**Kutipan Terpilih:**
--*--
Selama ini ASEAN lebih banyak mengintervensi dalam aspek perdagangan dan ekspansi ekonomi. Tapi tidak sudi mengintervensi persoalan-persoalan terkait tindakan kemanusiaan. Investasi besar-besaran yang sedang mengalir di Myanmar sepatutnya tidak menjadi sebab ketakutan atau alas an untuk mengabaikan hak-hak hidup masyarakat perahu yang merupakan pemilik asli lahan investasi terbesar tersebut. Jika peraturan secara kontrak ini diubah maka Aceh dapat menjadi promoter hak-hak kemanusiaan di Asia Tenggara.
--*--
**Data yang Disediakan:**
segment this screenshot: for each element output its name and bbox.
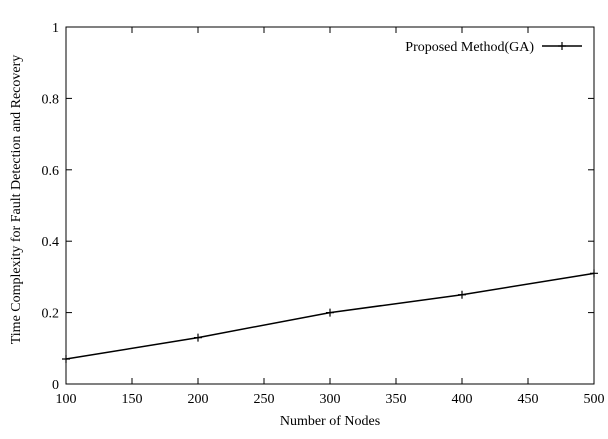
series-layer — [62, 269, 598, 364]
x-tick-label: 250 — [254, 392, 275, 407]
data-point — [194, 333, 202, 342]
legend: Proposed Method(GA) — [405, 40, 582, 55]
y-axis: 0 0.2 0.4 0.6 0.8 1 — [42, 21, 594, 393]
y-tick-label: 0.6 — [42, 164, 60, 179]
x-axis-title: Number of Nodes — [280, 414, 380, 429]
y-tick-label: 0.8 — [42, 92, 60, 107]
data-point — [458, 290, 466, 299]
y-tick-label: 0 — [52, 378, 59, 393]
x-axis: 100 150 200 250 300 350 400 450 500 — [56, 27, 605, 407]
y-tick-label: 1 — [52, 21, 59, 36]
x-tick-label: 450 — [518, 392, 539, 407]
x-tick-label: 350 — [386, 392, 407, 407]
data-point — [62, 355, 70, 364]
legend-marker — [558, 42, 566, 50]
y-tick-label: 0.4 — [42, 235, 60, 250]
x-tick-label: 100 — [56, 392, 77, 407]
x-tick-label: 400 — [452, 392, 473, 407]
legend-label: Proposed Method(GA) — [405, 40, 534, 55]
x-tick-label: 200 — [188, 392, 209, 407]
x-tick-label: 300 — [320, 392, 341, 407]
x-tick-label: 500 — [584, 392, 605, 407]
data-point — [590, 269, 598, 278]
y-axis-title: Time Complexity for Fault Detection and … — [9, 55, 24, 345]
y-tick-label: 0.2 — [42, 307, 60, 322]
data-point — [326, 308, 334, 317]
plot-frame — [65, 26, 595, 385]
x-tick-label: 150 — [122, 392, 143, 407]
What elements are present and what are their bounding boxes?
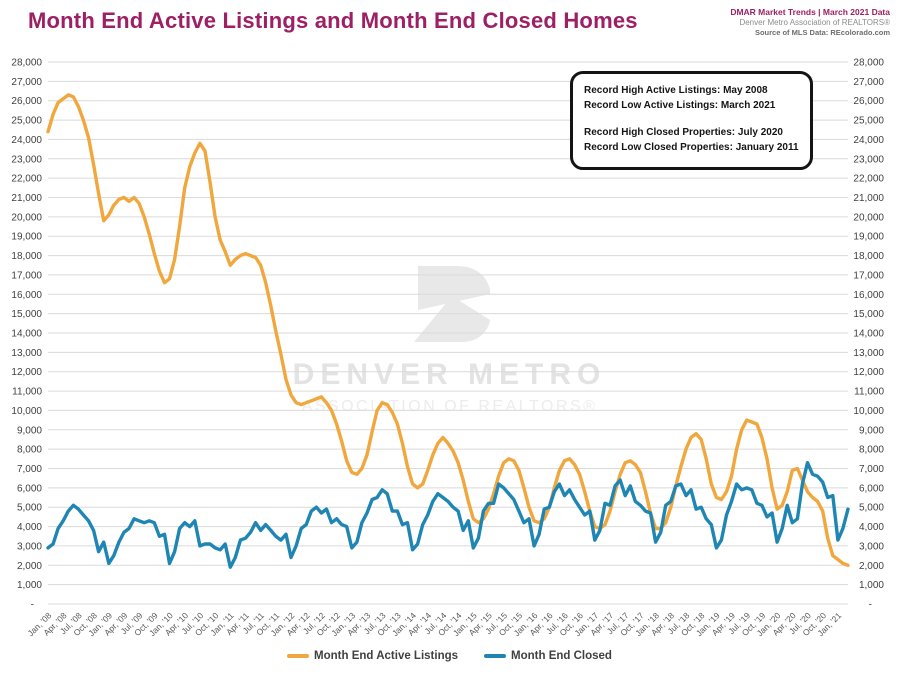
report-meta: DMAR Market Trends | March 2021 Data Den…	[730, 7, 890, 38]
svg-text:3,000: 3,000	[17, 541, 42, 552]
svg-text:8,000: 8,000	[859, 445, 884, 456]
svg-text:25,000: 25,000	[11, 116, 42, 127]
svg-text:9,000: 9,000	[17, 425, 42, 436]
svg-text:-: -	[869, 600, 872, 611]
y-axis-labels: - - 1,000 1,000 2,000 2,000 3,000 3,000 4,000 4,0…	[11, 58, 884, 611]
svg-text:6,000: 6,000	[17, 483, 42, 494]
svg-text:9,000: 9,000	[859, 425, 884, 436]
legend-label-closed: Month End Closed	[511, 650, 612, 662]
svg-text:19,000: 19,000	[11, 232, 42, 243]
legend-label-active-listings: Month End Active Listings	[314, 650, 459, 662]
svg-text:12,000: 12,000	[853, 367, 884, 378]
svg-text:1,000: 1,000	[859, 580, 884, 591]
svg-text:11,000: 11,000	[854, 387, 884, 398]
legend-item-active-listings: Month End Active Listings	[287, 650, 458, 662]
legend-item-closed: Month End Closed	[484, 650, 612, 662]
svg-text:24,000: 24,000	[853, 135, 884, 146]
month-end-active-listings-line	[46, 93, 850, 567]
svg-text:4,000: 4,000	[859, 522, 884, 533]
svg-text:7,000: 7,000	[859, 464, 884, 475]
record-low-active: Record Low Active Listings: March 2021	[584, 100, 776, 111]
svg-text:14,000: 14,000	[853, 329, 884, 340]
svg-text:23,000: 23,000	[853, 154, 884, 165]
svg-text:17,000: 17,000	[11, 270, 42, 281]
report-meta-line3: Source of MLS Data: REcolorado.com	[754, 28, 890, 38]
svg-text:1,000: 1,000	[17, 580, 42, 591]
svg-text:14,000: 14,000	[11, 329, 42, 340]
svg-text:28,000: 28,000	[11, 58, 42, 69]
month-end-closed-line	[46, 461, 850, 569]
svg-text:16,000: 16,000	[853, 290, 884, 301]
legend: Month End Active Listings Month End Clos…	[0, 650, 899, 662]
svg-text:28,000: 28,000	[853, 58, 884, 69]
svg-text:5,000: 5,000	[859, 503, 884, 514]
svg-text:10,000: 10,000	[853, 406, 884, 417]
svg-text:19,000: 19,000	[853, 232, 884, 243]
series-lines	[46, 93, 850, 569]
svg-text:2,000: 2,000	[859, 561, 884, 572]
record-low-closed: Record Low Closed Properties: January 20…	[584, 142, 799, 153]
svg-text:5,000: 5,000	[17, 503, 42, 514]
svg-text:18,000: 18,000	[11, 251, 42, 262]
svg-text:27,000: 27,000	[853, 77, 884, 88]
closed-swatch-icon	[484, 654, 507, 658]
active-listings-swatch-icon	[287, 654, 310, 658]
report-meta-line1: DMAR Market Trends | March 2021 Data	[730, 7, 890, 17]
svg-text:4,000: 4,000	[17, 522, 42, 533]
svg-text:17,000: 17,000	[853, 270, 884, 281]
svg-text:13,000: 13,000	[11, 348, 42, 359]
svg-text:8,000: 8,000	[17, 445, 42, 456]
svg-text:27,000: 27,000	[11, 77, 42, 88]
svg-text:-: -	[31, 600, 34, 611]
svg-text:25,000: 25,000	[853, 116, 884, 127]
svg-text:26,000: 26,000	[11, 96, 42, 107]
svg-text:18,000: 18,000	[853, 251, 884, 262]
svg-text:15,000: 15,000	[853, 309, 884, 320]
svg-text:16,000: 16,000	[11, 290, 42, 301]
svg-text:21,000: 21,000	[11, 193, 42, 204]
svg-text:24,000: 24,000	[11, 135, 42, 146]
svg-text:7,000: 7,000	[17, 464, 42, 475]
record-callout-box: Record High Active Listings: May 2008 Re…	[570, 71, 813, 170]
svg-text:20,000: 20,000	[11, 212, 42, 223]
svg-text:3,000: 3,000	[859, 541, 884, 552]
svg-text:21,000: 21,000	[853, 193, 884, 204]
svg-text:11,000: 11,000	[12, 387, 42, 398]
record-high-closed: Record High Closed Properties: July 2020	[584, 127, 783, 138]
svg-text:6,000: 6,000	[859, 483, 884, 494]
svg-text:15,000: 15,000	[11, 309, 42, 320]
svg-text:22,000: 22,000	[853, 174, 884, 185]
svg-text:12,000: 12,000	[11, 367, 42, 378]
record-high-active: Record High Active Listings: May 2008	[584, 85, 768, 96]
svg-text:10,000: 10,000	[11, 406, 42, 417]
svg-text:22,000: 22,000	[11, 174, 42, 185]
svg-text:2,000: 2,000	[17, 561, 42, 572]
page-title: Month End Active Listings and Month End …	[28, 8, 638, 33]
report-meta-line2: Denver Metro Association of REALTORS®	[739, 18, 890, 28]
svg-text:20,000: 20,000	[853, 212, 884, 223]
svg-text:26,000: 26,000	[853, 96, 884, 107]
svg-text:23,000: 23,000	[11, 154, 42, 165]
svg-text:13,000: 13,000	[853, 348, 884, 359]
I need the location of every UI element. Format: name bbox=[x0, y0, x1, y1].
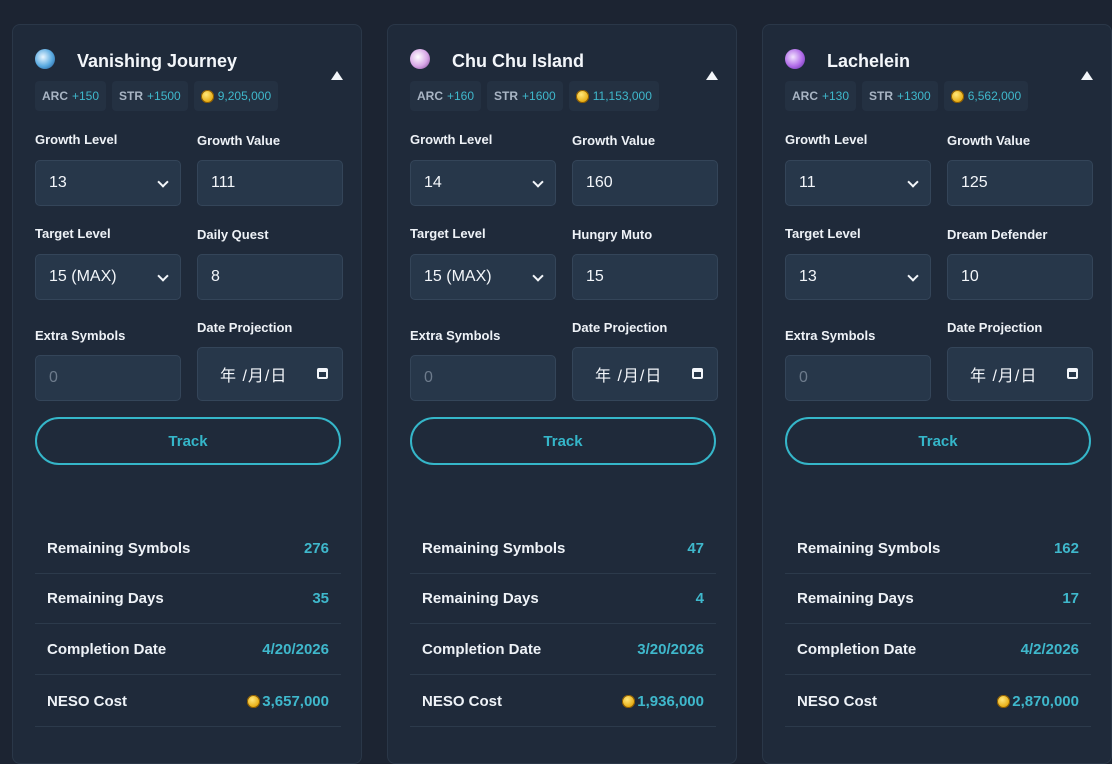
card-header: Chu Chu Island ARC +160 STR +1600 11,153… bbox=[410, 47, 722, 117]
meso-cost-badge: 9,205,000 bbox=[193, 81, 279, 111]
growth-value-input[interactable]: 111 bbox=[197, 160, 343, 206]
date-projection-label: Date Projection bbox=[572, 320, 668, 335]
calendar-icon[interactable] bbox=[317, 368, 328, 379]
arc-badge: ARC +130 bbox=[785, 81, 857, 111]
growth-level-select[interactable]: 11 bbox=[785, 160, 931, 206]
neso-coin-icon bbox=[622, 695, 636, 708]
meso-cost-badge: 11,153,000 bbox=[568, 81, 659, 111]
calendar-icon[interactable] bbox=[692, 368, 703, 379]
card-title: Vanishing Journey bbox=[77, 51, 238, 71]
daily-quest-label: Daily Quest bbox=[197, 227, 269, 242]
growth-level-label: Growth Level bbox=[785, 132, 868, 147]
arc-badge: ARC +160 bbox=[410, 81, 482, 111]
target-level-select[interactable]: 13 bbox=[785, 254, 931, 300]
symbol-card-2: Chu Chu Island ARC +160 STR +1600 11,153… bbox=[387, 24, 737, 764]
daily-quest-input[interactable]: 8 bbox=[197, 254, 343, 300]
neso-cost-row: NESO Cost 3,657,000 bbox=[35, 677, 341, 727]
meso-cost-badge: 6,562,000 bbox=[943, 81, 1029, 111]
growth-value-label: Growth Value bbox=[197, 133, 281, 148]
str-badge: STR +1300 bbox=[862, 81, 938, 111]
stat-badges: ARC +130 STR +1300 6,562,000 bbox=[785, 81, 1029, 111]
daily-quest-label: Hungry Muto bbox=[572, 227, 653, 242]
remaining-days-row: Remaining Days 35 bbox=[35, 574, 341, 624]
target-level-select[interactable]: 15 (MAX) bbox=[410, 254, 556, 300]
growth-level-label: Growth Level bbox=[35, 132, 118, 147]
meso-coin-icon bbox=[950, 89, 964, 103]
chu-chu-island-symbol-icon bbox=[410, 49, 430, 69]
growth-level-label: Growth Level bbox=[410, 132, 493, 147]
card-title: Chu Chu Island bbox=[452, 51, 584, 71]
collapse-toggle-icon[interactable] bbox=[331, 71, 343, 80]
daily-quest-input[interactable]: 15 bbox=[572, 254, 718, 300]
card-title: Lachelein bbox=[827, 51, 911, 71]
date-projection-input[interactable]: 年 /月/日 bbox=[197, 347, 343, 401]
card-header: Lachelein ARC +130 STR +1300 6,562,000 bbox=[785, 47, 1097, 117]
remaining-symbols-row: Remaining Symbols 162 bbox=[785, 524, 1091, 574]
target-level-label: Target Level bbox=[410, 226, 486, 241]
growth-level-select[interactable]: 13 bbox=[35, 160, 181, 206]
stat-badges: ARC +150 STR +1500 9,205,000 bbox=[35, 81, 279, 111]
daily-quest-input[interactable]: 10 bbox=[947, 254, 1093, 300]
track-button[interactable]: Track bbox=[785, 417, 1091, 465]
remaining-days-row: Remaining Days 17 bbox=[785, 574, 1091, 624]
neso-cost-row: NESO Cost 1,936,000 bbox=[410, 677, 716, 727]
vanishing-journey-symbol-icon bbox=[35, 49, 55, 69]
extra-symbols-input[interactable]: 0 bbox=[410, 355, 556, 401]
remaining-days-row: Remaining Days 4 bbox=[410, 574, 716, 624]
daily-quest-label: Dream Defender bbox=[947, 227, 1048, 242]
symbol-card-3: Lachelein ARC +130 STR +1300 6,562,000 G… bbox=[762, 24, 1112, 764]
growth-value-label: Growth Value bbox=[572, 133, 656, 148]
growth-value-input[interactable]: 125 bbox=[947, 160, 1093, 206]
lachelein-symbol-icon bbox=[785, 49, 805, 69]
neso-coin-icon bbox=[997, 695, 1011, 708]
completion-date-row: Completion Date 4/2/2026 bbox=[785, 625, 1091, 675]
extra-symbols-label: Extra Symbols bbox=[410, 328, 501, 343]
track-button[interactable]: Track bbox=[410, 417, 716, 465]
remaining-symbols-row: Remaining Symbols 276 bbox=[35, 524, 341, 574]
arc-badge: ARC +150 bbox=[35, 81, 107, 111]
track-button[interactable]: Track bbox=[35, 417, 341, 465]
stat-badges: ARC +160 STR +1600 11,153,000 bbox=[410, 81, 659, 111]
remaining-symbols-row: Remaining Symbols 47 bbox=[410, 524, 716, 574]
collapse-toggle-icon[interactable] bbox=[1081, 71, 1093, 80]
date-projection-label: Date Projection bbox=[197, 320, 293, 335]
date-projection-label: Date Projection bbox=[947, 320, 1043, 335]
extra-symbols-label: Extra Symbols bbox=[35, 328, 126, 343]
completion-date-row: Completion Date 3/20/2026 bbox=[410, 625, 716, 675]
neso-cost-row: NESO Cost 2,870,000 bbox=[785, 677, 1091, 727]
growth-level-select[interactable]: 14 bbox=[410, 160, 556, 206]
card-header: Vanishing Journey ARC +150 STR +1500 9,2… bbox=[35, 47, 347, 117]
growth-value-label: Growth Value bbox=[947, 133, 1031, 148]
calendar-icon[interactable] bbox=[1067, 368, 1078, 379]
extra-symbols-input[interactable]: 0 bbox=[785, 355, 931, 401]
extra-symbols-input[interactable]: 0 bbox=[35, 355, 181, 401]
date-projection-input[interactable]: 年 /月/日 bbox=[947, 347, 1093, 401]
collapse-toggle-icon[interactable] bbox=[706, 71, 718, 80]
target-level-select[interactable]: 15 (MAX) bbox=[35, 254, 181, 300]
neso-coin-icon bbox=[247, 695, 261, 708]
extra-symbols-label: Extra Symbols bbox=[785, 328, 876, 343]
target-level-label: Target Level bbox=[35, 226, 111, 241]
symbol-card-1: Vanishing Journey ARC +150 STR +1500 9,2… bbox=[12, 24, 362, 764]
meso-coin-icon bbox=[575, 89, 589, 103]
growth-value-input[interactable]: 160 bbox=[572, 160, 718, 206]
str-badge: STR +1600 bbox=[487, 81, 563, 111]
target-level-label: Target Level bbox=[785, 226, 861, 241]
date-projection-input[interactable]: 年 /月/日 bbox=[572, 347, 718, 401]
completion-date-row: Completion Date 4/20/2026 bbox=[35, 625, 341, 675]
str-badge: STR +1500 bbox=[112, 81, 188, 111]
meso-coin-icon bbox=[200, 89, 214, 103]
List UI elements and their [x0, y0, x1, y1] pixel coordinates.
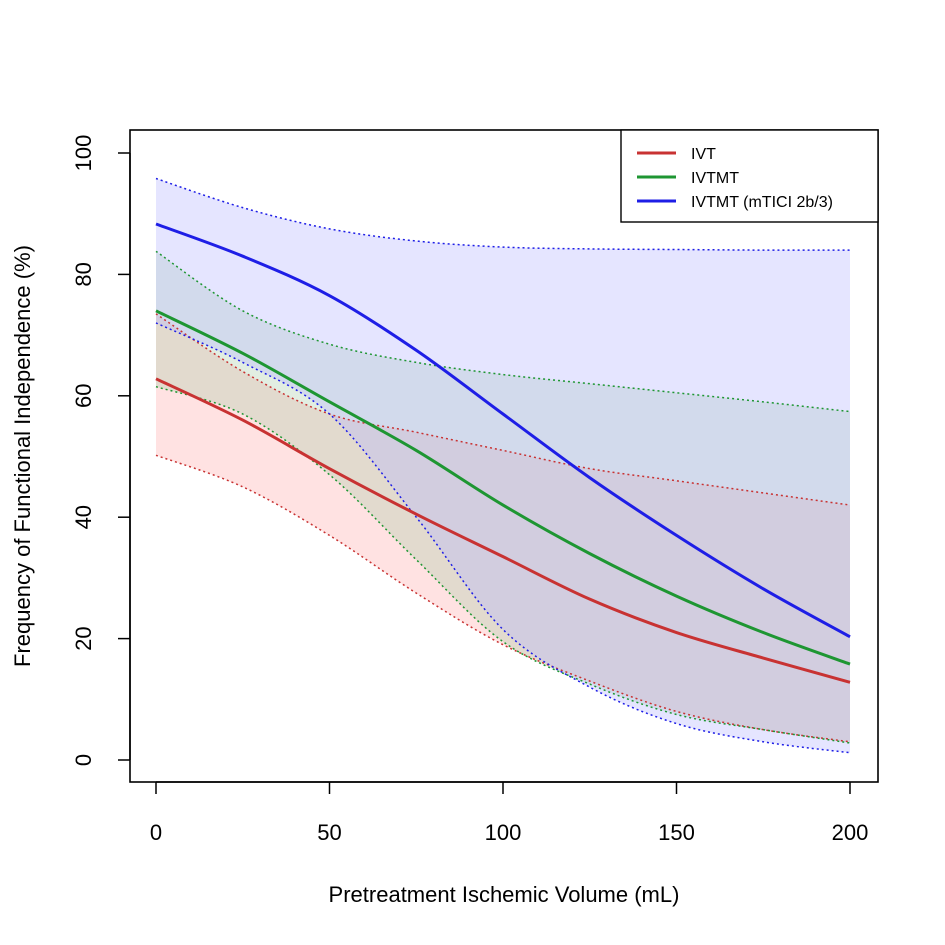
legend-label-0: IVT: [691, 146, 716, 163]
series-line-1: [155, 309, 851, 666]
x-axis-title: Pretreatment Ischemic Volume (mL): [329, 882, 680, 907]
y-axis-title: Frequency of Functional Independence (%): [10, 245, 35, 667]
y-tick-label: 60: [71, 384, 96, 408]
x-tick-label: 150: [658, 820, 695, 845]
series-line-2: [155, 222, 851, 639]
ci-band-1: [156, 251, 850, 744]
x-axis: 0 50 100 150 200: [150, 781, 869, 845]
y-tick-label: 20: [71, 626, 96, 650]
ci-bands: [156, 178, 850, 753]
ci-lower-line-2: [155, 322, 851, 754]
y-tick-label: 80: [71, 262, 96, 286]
--*--
**Arahan Tugas:**
1 - Tuliskan kembali tanpa perubahan baris-baris dalam daftar di atas, mulai dari baris yang memuat "legend-label-0: IVT: [691, 146, 716, 163]" hingga baris yang memuat "ci-lower-line-2: [155, 322, 851, 754]", termasuk kedua baris tersebut.
2 - Teruskan kutipan tentang sikap ASEAN terhadap masyarakat perahu Myanmar dengan bagian berikutnya, dimulai setelah kalimat terakhirnya.

**Jawaban per Tugas:**
1 -
legend-label-0: IVT: [691, 146, 716, 163]
series-line-1: [155, 309, 851, 666]
x-axis-title: Pretreatment Ischemic Volume (mL): [329, 882, 680, 907]
y-axis-title: Frequency of Functional Independence (%): [10, 245, 35, 667]
y-tick-label: 60: [71, 384, 96, 408]
x-tick-label: 150: [658, 820, 695, 845]
series-line-2: [155, 222, 851, 639]
ci-band-1: [156, 251, 850, 744]
x-axis: 0 50 100 150 200: [150, 781, 869, 845]
y-tick-label: 20: [71, 626, 96, 650]
ci-bands: [156, 178, 850, 753]
ci-lower-line-2: [155, 322, 851, 754]

2 -
Perdana Menteri Malaysia, Najib bin Razak pernah mengemukakan bahwa ASEAN harus menjadi pusat kemanusiaan. Inilah saatnya mewujudkan kata-kata di atas dengan cara mengubah isi-isi diskriminatif terhadap minoriti di Myanmar. Lembaga Swadaya Masyarakat (LSM) akan berperan sebagai mesin penggerak atas hak-hak atau nilai-nilai kemanusiaan. Setelah ketentuan hukum ini dapat dihapuskan, barulah persoalan hak asasi manusia yang berkaitan dengan Arakan diangkat dan dipecahkan secara konkret.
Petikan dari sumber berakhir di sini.